:: WHAT IS NEEDED ::
Retype all of the data exactly as given.

:: MATERIALS PROVIDED ::
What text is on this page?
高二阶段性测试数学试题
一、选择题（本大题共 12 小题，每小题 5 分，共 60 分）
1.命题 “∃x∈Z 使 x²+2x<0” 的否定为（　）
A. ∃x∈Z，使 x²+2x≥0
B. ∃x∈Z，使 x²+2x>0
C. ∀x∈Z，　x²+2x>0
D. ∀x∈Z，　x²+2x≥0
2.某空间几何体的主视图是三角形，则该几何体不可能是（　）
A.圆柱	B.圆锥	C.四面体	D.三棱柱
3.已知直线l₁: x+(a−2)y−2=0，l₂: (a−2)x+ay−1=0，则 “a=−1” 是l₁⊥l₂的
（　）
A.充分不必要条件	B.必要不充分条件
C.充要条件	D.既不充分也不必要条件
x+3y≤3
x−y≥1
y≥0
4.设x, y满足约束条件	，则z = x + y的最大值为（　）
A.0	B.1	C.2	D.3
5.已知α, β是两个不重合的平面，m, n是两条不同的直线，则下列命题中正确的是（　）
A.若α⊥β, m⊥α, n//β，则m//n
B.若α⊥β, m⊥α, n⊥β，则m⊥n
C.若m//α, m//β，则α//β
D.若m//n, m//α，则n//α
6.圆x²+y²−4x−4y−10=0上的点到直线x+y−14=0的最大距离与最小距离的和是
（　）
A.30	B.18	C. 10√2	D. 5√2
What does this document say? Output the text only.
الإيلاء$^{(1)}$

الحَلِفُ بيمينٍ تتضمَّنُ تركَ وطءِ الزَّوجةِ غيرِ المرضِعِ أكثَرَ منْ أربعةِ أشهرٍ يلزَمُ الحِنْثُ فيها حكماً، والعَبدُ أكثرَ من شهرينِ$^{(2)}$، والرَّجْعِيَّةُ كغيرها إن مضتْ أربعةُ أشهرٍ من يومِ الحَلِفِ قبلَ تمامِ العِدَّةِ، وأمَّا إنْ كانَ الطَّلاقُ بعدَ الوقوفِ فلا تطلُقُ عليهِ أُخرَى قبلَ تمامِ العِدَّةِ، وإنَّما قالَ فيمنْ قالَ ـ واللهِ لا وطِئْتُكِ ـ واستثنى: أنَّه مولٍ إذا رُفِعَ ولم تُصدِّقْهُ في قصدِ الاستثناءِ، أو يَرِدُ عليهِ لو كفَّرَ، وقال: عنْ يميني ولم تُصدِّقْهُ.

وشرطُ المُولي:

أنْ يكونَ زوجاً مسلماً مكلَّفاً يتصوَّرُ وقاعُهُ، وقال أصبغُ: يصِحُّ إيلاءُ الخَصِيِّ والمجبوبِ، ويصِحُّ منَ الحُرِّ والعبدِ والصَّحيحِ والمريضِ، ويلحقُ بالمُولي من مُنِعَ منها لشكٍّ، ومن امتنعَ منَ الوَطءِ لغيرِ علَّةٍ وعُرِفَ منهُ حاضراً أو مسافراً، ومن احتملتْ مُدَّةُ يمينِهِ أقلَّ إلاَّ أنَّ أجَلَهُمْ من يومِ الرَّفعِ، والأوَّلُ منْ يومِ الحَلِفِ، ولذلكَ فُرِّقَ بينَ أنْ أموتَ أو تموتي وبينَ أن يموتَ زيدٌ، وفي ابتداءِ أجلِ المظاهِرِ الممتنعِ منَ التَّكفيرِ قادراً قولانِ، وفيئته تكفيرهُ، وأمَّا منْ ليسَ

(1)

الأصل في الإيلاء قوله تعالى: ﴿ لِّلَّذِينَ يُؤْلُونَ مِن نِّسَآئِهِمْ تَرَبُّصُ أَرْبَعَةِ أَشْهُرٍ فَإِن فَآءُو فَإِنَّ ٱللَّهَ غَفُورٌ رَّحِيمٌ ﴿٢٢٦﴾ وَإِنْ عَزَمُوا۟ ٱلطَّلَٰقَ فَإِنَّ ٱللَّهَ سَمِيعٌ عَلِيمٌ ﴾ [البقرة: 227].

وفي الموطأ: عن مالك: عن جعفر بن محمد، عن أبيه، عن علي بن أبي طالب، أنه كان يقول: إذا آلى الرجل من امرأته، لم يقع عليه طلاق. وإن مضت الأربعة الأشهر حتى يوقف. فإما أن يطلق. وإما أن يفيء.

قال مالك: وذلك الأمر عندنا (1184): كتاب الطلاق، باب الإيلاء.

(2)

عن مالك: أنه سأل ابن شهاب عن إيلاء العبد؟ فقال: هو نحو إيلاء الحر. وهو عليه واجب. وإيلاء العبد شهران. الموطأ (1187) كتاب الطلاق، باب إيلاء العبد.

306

:: PROBLEM SOLUTION ::
What text is on this page?
高二阶段性测试数学试题
一、选择题（本大题共 12 小题，每小题 5 分，共 60 分）
1.命题 “∃x∈Z 使 x²+2x<0” 的否定为（　）
A. ∃x∈Z，使 x²+2x≥0
B. ∃x∈Z，使 x²+2x>0
C. ∀x∈Z，　x²+2x>0
D. ∀x∈Z，　x²+2x≥0
2.某空间几何体的主视图是三角形，则该几何体不可能是（　）
A.圆柱	B.圆锥	C.四面体	D.三棱柱
3.已知直线l₁: x+(a−2)y−2=0，l₂: (a−2)x+ay−1=0，则 “a=−1” 是l₁⊥l₂的
（　）
A.充分不必要条件	B.必要不充分条件
C.充要条件	D.既不充分也不必要条件
x+3y≤3
x−y≥1
y≥0
4.设x, y满足约束条件	，则z = x + y的最大值为（　）
A.0	B.1	C.2	D.3
5.已知α, β是两个不重合的平面，m, n是两条不同的直线，则下列命题中正确的是（　）
A.若α⊥β, m⊥α, n//β，则m//n
B.若α⊥β, m⊥α, n⊥β，则m⊥n
C.若m//α, m//β，则α//β
D.若m//n, m//α，则n//α
6.圆x²+y²−4x−4y−10=0上的点到直线x+y−14=0的最大距离与最小距离的和是
（　）
A.30	B.18	C. 10√2	D. 5√2
What does this document say? Output the text only.
الإيلاء$^{(1)}$

الحَلِفُ بيمينٍ تتضمَّنُ تركَ وطءِ الزَّوجةِ غيرِ المرضِعِ أكثَرَ منْ أربعةِ أشهرٍ يلزَمُ الحِنْثُ فيها حكماً، والعَبدُ أكثرَ من شهرينِ$^{(2)}$، والرَّجْعِيَّةُ كغيرها إن مضتْ أربعةُ أشهرٍ من يومِ الحَلِفِ قبلَ تمامِ العِدَّةِ، وأمَّا إنْ كانَ الطَّلاقُ بعدَ الوقوفِ فلا تطلُقُ عليهِ أُخرَى قبلَ تمامِ العِدَّةِ، وإنَّما قالَ فيمنْ قالَ ـ واللهِ لا وطِئْتُكِ ـ واستثنى: أنَّه مولٍ إذا رُفِعَ ولم تُصدِّقْهُ في قصدِ الاستثناءِ، أو يَرِدُ عليهِ لو كفَّرَ، وقال: عنْ يميني ولم تُصدِّقْهُ.

وشرطُ المُولي:

أنْ يكونَ زوجاً مسلماً مكلَّفاً يتصوَّرُ وقاعُهُ، وقال أصبغُ: يصِحُّ إيلاءُ الخَصِيِّ والمجبوبِ، ويصِحُّ منَ الحُرِّ والعبدِ والصَّحيحِ والمريضِ، ويلحقُ بالمُولي من مُنِعَ منها لشكٍّ، ومن امتنعَ منَ الوَطءِ لغيرِ علَّةٍ وعُرِفَ منهُ حاضراً أو مسافراً، ومن احتملتْ مُدَّةُ يمينِهِ أقلَّ إلاَّ أنَّ أجَلَهُمْ من يومِ الرَّفعِ، والأوَّلُ منْ يومِ الحَلِفِ، ولذلكَ فُرِّقَ بينَ أنْ أموتَ أو تموتي وبينَ أن يموتَ زيدٌ، وفي ابتداءِ أجلِ المظاهِرِ الممتنعِ منَ التَّكفيرِ قادراً قولانِ، وفيئته تكفيرهُ، وأمَّا منْ ليسَ

(1)

الأصل في الإيلاء قوله تعالى: ﴿ لِّلَّذِينَ يُؤْلُونَ مِن نِّسَآئِهِمْ تَرَبُّصُ أَرْبَعَةِ أَشْهُرٍ فَإِن فَآءُو فَإِنَّ ٱللَّهَ غَفُورٌ رَّحِيمٌ ﴿٢٢٦﴾ وَإِنْ عَزَمُوا۟ ٱلطَّلَٰقَ فَإِنَّ ٱللَّهَ سَمِيعٌ عَلِيمٌ ﴾ [البقرة: 227].

وفي الموطأ: عن مالك: عن جعفر بن محمد، عن أبيه، عن علي بن أبي طالب، أنه كان يقول: إذا آلى الرجل من امرأته، لم يقع عليه طلاق. وإن مضت الأربعة الأشهر حتى يوقف. فإما أن يطلق. وإما أن يفيء.

قال مالك: وذلك الأمر عندنا (1184): كتاب الطلاق، باب الإيلاء.

(2)

عن مالك: أنه سأل ابن شهاب عن إيلاء العبد؟ فقال: هو نحو إيلاء الحر. وهو عليه واجب. وإيلاء العبد شهران. الموطأ (1187) كتاب الطلاق، باب إيلاء العبد.

306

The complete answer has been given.